(A run of records)

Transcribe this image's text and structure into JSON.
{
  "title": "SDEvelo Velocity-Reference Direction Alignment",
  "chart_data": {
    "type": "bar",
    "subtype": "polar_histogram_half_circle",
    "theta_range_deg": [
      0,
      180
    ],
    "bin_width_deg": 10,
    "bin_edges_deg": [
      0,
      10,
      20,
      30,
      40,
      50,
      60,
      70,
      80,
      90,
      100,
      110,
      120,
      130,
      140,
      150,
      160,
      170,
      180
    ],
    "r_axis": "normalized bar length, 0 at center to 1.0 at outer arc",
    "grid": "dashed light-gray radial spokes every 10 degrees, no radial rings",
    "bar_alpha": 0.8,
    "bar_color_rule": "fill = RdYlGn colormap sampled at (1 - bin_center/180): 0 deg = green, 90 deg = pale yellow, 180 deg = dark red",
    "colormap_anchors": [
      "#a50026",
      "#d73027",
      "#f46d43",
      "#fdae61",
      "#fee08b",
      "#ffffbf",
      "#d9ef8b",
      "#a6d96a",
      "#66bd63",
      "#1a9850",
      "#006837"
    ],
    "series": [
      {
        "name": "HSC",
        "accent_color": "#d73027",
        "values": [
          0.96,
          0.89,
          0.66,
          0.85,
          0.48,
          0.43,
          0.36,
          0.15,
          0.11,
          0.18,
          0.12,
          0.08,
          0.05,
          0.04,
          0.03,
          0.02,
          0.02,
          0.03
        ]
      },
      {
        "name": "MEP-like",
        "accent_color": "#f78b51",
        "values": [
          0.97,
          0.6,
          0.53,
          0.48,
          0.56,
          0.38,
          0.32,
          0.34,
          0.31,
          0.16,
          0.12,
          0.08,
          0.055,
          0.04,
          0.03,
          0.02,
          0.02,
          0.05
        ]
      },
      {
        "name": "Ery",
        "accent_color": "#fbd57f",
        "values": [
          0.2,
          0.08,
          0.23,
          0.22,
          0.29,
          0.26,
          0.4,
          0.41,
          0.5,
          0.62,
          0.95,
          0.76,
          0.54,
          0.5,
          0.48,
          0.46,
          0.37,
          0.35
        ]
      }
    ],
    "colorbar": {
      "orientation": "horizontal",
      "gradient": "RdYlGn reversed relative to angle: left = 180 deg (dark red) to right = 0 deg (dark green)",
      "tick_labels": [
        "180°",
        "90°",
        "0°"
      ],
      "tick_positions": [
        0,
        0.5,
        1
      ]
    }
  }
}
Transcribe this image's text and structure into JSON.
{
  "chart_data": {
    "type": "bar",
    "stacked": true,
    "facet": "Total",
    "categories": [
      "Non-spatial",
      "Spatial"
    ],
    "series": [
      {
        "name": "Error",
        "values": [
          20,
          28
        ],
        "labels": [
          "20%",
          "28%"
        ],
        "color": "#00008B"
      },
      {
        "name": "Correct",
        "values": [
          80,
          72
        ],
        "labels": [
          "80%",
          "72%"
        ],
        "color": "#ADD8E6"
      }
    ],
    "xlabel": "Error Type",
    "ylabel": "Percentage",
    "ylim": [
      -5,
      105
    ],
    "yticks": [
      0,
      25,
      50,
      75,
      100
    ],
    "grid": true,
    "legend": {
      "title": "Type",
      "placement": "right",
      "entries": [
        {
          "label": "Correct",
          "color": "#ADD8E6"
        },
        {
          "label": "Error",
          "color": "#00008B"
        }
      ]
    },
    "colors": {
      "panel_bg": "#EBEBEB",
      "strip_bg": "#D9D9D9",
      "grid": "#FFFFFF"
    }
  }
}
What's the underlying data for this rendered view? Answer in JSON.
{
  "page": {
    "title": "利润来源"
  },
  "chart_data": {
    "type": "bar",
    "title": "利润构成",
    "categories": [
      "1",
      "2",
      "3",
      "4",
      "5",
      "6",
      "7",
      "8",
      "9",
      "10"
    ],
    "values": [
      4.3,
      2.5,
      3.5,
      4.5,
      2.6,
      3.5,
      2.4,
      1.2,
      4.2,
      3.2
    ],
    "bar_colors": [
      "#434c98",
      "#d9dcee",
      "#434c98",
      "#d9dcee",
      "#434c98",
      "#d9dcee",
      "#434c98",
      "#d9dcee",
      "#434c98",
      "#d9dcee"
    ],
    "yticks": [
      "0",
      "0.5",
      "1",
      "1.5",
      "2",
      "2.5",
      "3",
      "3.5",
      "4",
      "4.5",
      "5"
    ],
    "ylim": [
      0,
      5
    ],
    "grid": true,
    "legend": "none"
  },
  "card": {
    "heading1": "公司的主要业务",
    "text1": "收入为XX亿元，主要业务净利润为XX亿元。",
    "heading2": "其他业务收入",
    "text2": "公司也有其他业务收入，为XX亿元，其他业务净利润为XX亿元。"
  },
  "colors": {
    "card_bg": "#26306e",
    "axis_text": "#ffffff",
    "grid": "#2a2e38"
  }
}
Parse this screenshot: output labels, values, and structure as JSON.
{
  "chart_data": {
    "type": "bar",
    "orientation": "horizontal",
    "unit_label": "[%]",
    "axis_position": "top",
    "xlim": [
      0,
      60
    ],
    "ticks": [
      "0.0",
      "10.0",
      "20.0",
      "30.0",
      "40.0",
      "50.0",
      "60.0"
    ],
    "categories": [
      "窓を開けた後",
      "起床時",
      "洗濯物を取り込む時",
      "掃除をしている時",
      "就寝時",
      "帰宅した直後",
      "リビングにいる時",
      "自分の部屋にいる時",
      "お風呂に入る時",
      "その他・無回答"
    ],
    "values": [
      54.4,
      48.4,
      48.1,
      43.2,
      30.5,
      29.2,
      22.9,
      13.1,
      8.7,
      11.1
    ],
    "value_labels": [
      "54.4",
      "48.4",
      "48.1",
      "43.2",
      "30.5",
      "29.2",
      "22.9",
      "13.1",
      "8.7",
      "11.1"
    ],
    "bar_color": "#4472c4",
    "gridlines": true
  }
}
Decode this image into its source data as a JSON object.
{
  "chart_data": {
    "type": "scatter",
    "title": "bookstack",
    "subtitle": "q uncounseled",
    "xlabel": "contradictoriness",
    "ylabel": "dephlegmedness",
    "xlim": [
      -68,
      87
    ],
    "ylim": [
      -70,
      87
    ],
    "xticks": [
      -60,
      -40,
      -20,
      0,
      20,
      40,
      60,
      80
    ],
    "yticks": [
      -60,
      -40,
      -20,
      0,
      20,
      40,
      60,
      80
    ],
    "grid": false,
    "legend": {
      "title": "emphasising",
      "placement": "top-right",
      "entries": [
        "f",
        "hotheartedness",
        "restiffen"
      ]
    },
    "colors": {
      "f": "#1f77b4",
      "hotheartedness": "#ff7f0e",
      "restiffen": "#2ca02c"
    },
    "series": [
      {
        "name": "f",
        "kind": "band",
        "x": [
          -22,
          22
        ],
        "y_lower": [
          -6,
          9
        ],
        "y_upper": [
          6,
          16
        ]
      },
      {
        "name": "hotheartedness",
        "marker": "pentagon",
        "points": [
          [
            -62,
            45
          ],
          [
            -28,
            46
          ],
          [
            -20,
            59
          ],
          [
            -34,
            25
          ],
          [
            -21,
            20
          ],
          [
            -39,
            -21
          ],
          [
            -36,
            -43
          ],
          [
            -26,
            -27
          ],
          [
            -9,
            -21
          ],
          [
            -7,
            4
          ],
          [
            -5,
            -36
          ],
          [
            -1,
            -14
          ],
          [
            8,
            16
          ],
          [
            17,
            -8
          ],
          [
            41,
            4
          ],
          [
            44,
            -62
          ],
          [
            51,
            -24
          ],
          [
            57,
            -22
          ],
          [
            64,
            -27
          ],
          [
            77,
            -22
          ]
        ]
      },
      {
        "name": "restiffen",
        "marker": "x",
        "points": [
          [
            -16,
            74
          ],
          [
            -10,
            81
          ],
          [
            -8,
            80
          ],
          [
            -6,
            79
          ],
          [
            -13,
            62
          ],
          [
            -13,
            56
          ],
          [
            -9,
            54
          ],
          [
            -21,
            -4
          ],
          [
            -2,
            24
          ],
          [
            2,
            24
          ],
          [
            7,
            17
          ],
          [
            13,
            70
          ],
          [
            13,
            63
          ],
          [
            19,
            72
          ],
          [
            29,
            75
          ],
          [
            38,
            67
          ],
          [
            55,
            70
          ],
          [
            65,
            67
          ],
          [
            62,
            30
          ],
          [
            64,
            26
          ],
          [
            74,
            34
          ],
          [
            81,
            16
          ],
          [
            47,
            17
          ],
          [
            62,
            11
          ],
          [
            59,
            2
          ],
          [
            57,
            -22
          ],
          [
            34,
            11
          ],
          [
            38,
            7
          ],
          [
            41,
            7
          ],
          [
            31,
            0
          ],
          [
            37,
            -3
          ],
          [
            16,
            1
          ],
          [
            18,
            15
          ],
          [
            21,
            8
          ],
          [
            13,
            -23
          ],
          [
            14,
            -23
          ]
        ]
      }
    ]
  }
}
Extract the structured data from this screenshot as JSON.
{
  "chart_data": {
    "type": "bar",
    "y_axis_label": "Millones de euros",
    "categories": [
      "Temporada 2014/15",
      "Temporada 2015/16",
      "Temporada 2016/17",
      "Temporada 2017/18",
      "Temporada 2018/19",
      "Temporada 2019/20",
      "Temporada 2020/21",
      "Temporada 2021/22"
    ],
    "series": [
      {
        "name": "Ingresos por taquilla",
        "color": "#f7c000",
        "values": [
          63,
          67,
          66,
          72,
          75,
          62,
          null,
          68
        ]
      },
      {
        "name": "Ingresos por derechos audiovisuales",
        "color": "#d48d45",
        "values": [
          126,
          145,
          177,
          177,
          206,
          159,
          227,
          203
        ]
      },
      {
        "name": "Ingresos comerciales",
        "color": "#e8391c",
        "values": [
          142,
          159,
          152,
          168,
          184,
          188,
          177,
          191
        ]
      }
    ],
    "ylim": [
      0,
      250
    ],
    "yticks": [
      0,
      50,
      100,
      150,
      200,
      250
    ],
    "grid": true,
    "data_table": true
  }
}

#### [WRITTEN INSTRUCTION]
Only the lines from the one containing "Extract the structured" through the end of the entries above belong in the answer; repeat them exactly.

#### [TASK OUTPUT]
Extract the structured data from this screenshot as JSON.
{
  "chart_data": {
    "type": "bar",
    "y_axis_label": "Millones de euros",
    "categories": [
      "Temporada 2014/15",
      "Temporada 2015/16",
      "Temporada 2016/17",
      "Temporada 2017/18",
      "Temporada 2018/19",
      "Temporada 2019/20",
      "Temporada 2020/21",
      "Temporada 2021/22"
    ],
    "series": [
      {
        "name": "Ingresos por taquilla",
        "color": "#f7c000",
        "values": [
          63,
          67,
          66,
          72,
          75,
          62,
          null,
          68
        ]
      },
      {
        "name": "Ingresos por derechos audiovisuales",
        "color": "#d48d45",
        "values": [
          126,
          145,
          177,
          177,
          206,
          159,
          227,
          203
        ]
      },
      {
        "name": "Ingresos comerciales",
        "color": "#e8391c",
        "values": [
          142,
          159,
          152,
          168,
          184,
          188,
          177,
          191
        ]
      }
    ],
    "ylim": [
      0,
      250
    ],
    "yticks": [
      0,
      50,
      100,
      150,
      200,
      250
    ],
    "grid": true,
    "data_table": true
  }
}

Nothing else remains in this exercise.